(Data records)
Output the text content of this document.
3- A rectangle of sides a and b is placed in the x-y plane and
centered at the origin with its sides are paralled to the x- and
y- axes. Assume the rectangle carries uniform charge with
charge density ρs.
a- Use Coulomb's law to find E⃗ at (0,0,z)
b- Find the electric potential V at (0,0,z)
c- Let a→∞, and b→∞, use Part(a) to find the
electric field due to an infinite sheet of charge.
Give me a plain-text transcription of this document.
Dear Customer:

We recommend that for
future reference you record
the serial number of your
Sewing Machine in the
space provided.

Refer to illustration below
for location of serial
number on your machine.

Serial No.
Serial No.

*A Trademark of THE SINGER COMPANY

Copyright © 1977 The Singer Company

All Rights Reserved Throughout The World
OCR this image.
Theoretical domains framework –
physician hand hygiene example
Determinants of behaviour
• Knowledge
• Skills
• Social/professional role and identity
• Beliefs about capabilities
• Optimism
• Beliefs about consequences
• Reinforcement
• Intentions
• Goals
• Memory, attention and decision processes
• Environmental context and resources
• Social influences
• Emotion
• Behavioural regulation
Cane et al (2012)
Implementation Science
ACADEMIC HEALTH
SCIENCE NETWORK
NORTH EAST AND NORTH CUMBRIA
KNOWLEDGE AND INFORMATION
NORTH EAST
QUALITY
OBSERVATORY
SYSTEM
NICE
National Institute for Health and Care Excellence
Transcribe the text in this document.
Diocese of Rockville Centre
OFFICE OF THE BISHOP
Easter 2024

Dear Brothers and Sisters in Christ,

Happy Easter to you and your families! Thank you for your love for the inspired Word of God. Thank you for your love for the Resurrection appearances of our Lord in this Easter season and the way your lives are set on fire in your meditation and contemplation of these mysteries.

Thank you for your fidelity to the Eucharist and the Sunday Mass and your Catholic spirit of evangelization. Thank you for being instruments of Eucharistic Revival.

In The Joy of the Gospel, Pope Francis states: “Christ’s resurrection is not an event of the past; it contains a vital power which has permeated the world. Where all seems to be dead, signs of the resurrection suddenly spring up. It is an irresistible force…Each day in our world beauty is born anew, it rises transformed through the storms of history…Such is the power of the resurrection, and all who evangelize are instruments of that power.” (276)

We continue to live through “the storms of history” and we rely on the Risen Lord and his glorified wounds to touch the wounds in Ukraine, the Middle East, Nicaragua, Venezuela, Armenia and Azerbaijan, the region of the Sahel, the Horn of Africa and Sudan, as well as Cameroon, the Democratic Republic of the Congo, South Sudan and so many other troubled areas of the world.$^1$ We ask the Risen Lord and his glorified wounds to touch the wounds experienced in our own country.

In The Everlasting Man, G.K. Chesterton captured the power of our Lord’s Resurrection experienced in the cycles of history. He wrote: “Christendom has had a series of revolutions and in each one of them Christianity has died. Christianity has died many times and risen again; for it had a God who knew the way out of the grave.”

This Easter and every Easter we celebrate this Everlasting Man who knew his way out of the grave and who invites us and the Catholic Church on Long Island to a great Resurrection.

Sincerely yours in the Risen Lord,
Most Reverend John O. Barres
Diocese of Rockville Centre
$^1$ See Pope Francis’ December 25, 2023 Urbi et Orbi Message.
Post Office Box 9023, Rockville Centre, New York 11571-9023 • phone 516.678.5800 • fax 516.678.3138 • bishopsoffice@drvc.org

• [Exercise brief]:
Print the listing above in its entirety, with every line exact.

• [Task response]:
Output the text content of this document.
3- A rectangle of sides a and b is placed in the x-y plane and
centered at the origin with its sides are paralled to the x- and
y- axes. Assume the rectangle carries uniform charge with
charge density ρs.
a- Use Coulomb's law to find E⃗ at (0,0,z)
b- Find the electric potential V at (0,0,z)
c- Let a→∞, and b→∞, use Part(a) to find the
electric field due to an infinite sheet of charge.
Give me a plain-text transcription of this document.
Dear Customer:

We recommend that for
future reference you record
the serial number of your
Sewing Machine in the
space provided.

Refer to illustration below
for location of serial
number on your machine.

Serial No.
Serial No.

*A Trademark of THE SINGER COMPANY

Copyright © 1977 The Singer Company

All Rights Reserved Throughout The World
OCR this image.
Theoretical domains framework –
physician hand hygiene example
Determinants of behaviour
• Knowledge
• Skills
• Social/professional role and identity
• Beliefs about capabilities
• Optimism
• Beliefs about consequences
• Reinforcement
• Intentions
• Goals
• Memory, attention and decision processes
• Environmental context and resources
• Social influences
• Emotion
• Behavioural regulation
Cane et al (2012)
Implementation Science
ACADEMIC HEALTH
SCIENCE NETWORK
NORTH EAST AND NORTH CUMBRIA
KNOWLEDGE AND INFORMATION
NORTH EAST
QUALITY
OBSERVATORY
SYSTEM
NICE
National Institute for Health and Care Excellence
Transcribe the text in this document.
Diocese of Rockville Centre
OFFICE OF THE BISHOP
Easter 2024

Dear Brothers and Sisters in Christ,

Happy Easter to you and your families! Thank you for your love for the inspired Word of God. Thank you for your love for the Resurrection appearances of our Lord in this Easter season and the way your lives are set on fire in your meditation and contemplation of these mysteries.

Thank you for your fidelity to the Eucharist and the Sunday Mass and your Catholic spirit of evangelization. Thank you for being instruments of Eucharistic Revival.

In The Joy of the Gospel, Pope Francis states: “Christ’s resurrection is not an event of the past; it contains a vital power which has permeated the world. Where all seems to be dead, signs of the resurrection suddenly spring up. It is an irresistible force…Each day in our world beauty is born anew, it rises transformed through the storms of history…Such is the power of the resurrection, and all who evangelize are instruments of that power.” (276)

We continue to live through “the storms of history” and we rely on the Risen Lord and his glorified wounds to touch the wounds in Ukraine, the Middle East, Nicaragua, Venezuela, Armenia and Azerbaijan, the region of the Sahel, the Horn of Africa and Sudan, as well as Cameroon, the Democratic Republic of the Congo, South Sudan and so many other troubled areas of the world.$^1$ We ask the Risen Lord and his glorified wounds to touch the wounds experienced in our own country.

In The Everlasting Man, G.K. Chesterton captured the power of our Lord’s Resurrection experienced in the cycles of history. He wrote: “Christendom has had a series of revolutions and in each one of them Christianity has died. Christianity has died many times and risen again; for it had a God who knew the way out of the grave.”

This Easter and every Easter we celebrate this Everlasting Man who knew his way out of the grave and who invites us and the Catholic Church on Long Island to a great Resurrection.

Sincerely yours in the Risen Lord,
Most Reverend John O. Barres
Diocese of Rockville Centre
$^1$ See Pope Francis’ December 25, 2023 Urbi et Orbi Message.
Post Office Box 9023, Rockville Centre, New York 11571-9023 • phone 516.678.5800 • fax 516.678.3138 • bishopsoffice@drvc.org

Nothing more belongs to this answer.